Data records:
— start —

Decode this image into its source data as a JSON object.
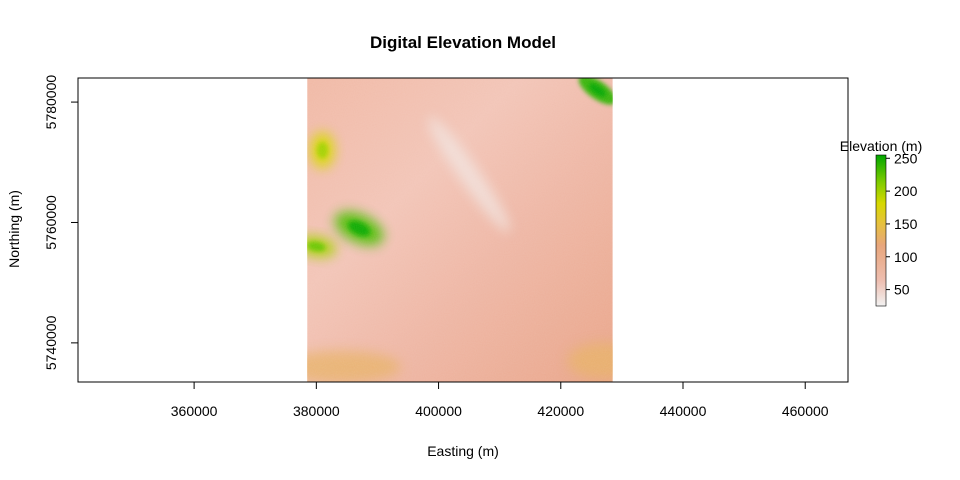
{
  "chart_data": {
    "type": "heatmap",
    "title": "Digital Elevation Model",
    "xlabel": "Easting (m)",
    "ylabel": "Northing (m)",
    "xlim": [
      341000,
      467000
    ],
    "ylim": [
      5733500,
      5784000
    ],
    "x_ticks": [
      360000,
      380000,
      400000,
      420000,
      440000,
      460000
    ],
    "x_tick_labels": [
      "360000",
      "380000",
      "400000",
      "420000",
      "440000",
      "460000"
    ],
    "y_ticks": [
      5740000,
      5760000,
      5780000
    ],
    "y_tick_labels": [
      "5740000",
      "5760000",
      "5780000"
    ],
    "raster_extent": {
      "xmin": 378500,
      "xmax": 428500,
      "ymin": 5733500,
      "ymax": 5784000
    },
    "legend": {
      "title": "Elevation (m)",
      "position": "right",
      "range": [
        25,
        255
      ],
      "ticks": [
        50,
        100,
        150,
        200,
        250
      ],
      "tick_labels": [
        "50",
        "100",
        "150",
        "200",
        "250"
      ],
      "colors": [
        "#f2f2f2",
        "#eebeb0",
        "#e8a67c",
        "#e6c23c",
        "#d6d800",
        "#7fcc00",
        "#00a600"
      ]
    },
    "features": [
      {
        "name": "ridge-west",
        "x": 387000,
        "y": 5759000,
        "elevation": 230
      },
      {
        "name": "hill-northwest",
        "x": 381000,
        "y": 5772000,
        "elevation": 180
      },
      {
        "name": "hill-west",
        "x": 380000,
        "y": 5756000,
        "elevation": 200
      },
      {
        "name": "hill-northeast",
        "x": 426000,
        "y": 5782000,
        "elevation": 240
      },
      {
        "name": "lowland-south",
        "x": 384000,
        "y": 5736000,
        "elevation": 130
      },
      {
        "name": "lowland-southeast",
        "x": 427000,
        "y": 5737000,
        "elevation": 130
      },
      {
        "name": "valley-central",
        "x": 405000,
        "y": 5768000,
        "elevation": 35
      }
    ]
  }
}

— end —

* [Instructions to follow]:
Return each line of the data, keeping its wording exact and omitting pictures.

* [The completed task]:
Decode this image into its source data as a JSON object.
{
  "chart_data": {
    "type": "heatmap",
    "title": "Digital Elevation Model",
    "xlabel": "Easting (m)",
    "ylabel": "Northing (m)",
    "xlim": [
      341000,
      467000
    ],
    "ylim": [
      5733500,
      5784000
    ],
    "x_ticks": [
      360000,
      380000,
      400000,
      420000,
      440000,
      460000
    ],
    "x_tick_labels": [
      "360000",
      "380000",
      "400000",
      "420000",
      "440000",
      "460000"
    ],
    "y_ticks": [
      5740000,
      5760000,
      5780000
    ],
    "y_tick_labels": [
      "5740000",
      "5760000",
      "5780000"
    ],
    "raster_extent": {
      "xmin": 378500,
      "xmax": 428500,
      "ymin": 5733500,
      "ymax": 5784000
    },
    "legend": {
      "title": "Elevation (m)",
      "position": "right",
      "range": [
        25,
        255
      ],
      "ticks": [
        50,
        100,
        150,
        200,
        250
      ],
      "tick_labels": [
        "50",
        "100",
        "150",
        "200",
        "250"
      ],
      "colors": [
        "#f2f2f2",
        "#eebeb0",
        "#e8a67c",
        "#e6c23c",
        "#d6d800",
        "#7fcc00",
        "#00a600"
      ]
    },
    "features": [
      {
        "name": "ridge-west",
        "x": 387000,
        "y": 5759000,
        "elevation": 230
      },
      {
        "name": "hill-northwest",
        "x": 381000,
        "y": 5772000,
        "elevation": 180
      },
      {
        "name": "hill-west",
        "x": 380000,
        "y": 5756000,
        "elevation": 200
      },
      {
        "name": "hill-northeast",
        "x": 426000,
        "y": 5782000,
        "elevation": 240
      },
      {
        "name": "lowland-south",
        "x": 384000,
        "y": 5736000,
        "elevation": 130
      },
      {
        "name": "lowland-southeast",
        "x": 427000,
        "y": 5737000,
        "elevation": 130
      },
      {
        "name": "valley-central",
        "x": 405000,
        "y": 5768000,
        "elevation": 35
      }
    ]
  }
}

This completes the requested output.